● Request:
Begin at the line that holds "Parse this screenshot: output" and copy each line exactly until the data below ends, including that last line but no pictures.

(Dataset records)
§
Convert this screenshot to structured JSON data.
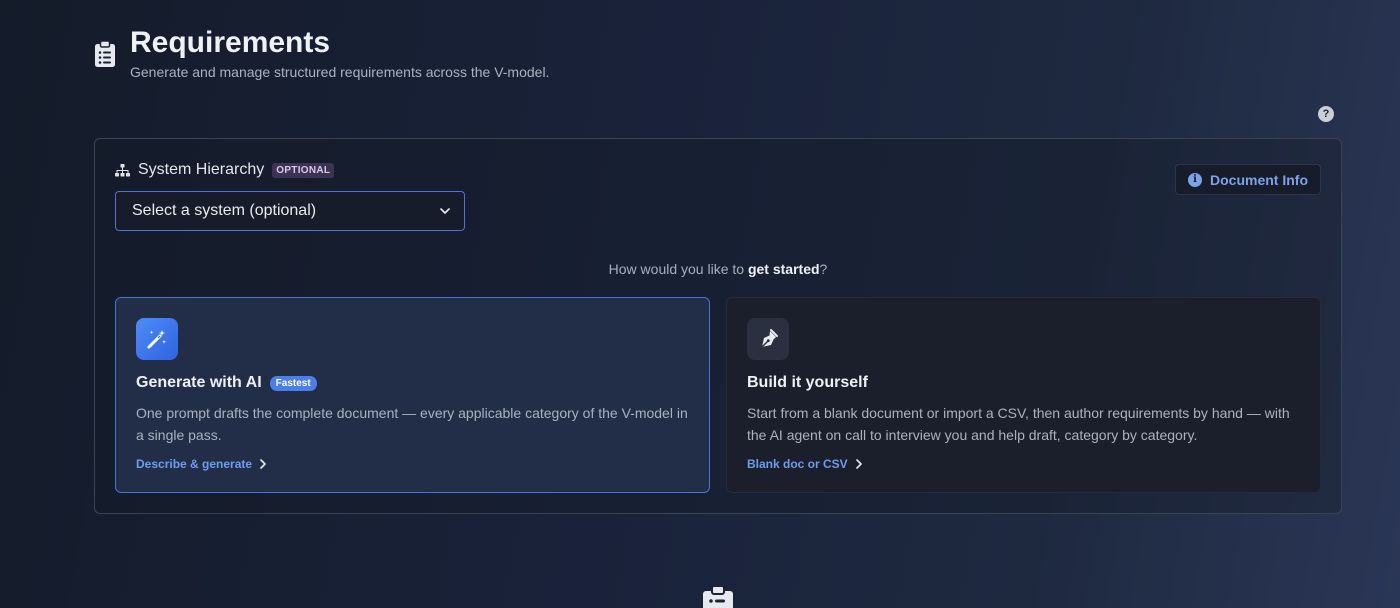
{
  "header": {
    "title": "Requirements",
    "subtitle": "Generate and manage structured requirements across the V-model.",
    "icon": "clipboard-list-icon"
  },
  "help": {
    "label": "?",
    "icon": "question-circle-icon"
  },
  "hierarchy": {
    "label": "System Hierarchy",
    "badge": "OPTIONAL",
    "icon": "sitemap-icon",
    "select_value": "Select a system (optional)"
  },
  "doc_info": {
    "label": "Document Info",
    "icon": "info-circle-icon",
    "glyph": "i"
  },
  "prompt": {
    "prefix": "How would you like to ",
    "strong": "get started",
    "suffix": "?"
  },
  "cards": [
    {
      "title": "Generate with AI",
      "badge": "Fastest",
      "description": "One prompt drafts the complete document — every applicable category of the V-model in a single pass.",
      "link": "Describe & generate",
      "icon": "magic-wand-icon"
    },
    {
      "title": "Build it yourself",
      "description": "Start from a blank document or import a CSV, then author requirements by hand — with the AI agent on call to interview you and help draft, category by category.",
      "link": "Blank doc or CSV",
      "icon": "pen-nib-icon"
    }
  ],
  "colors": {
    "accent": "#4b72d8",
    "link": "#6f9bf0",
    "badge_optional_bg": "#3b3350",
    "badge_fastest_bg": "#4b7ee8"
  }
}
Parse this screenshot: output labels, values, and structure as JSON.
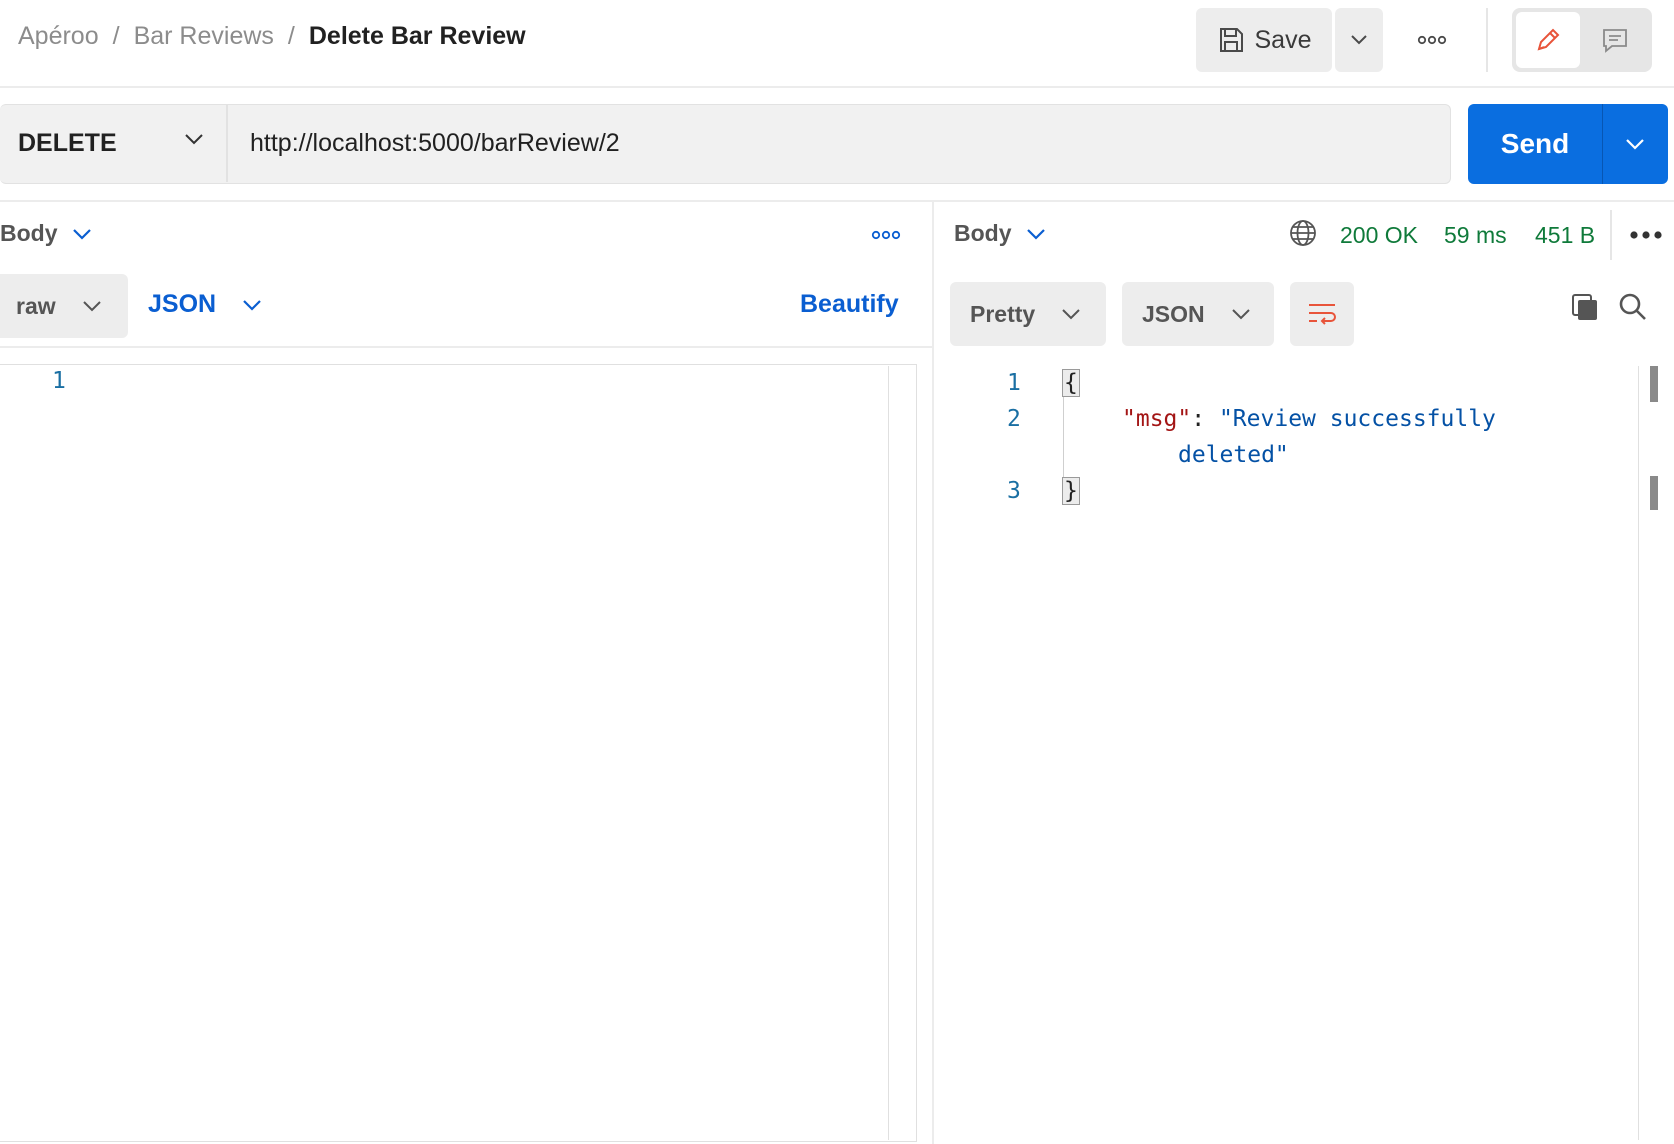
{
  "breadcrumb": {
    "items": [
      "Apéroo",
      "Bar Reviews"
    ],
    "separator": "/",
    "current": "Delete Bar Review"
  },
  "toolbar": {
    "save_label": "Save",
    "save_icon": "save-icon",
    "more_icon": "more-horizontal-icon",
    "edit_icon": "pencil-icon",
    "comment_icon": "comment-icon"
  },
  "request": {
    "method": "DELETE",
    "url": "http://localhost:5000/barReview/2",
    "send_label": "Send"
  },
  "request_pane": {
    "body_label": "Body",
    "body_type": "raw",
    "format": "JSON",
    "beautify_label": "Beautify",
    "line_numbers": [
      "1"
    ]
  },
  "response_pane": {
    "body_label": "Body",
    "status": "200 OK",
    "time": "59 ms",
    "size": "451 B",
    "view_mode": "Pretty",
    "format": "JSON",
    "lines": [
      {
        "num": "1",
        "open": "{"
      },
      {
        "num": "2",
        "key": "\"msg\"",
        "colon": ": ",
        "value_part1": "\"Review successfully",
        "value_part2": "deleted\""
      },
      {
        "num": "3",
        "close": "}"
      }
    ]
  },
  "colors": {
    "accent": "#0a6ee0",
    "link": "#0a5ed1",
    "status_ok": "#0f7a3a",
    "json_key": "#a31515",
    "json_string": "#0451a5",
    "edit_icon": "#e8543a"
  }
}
§
● Exercise solution:
Parse this screenshot: output labels, values, and structure as JSON.
{
  "breadcrumb": {
    "items": [
      "Apéroo",
      "Bar Reviews"
    ],
    "separator": "/",
    "current": "Delete Bar Review"
  },
  "toolbar": {
    "save_label": "Save",
    "save_icon": "save-icon",
    "more_icon": "more-horizontal-icon",
    "edit_icon": "pencil-icon",
    "comment_icon": "comment-icon"
  },
  "request": {
    "method": "DELETE",
    "url": "http://localhost:5000/barReview/2",
    "send_label": "Send"
  },
  "request_pane": {
    "body_label": "Body",
    "body_type": "raw",
    "format": "JSON",
    "beautify_label": "Beautify",
    "line_numbers": [
      "1"
    ]
  },
  "response_pane": {
    "body_label": "Body",
    "status": "200 OK",
    "time": "59 ms",
    "size": "451 B",
    "view_mode": "Pretty",
    "format": "JSON",
    "lines": [
      {
        "num": "1",
        "open": "{"
      },
      {
        "num": "2",
        "key": "\"msg\"",
        "colon": ": ",
        "value_part1": "\"Review successfully",
        "value_part2": "deleted\""
      },
      {
        "num": "3",
        "close": "}"
      }
    ]
  },
  "colors": {
    "accent": "#0a6ee0",
    "link": "#0a5ed1",
    "status_ok": "#0f7a3a",
    "json_key": "#a31515",
    "json_string": "#0451a5",
    "edit_icon": "#e8543a"
  }
}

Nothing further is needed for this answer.